Copy the entries below, switching every "Discharge" to "Streamflow" and leaving everything else unchanged.
:: Records supplied ::
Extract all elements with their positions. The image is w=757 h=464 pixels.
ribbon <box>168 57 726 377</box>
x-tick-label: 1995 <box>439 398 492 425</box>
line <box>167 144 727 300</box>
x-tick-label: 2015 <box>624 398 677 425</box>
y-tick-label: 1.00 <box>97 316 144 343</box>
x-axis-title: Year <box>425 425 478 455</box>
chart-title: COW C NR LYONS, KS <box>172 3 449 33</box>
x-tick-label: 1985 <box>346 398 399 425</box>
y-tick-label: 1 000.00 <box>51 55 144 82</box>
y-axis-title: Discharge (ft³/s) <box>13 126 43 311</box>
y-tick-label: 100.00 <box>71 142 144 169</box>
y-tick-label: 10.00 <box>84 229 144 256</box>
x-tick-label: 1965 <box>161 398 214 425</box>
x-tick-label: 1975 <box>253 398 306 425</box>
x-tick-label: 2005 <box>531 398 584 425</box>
:::
• _Solved problem_
Extract all elements with their positions. The image is w=757 h=464 pixels.
ribbon <box>168 57 726 377</box>
x-tick-label: 1995 <box>439 398 492 425</box>
line <box>167 144 727 300</box>
x-tick-label: 2015 <box>624 398 677 425</box>
y-tick-label: 1.00 <box>97 316 144 343</box>
x-axis-title: Year <box>425 425 478 455</box>
chart-title: COW C NR LYONS, KS <box>172 3 449 33</box>
x-tick-label: 1985 <box>346 398 399 425</box>
y-tick-label: 1 000.00 <box>51 55 144 82</box>
y-axis-title: Streamflow (ft³/s) <box>13 126 43 311</box>
y-tick-label: 100.00 <box>71 142 144 169</box>
y-tick-label: 10.00 <box>84 229 144 256</box>
x-tick-label: 1965 <box>161 398 214 425</box>
x-tick-label: 1975 <box>253 398 306 425</box>
x-tick-label: 2005 <box>531 398 584 425</box>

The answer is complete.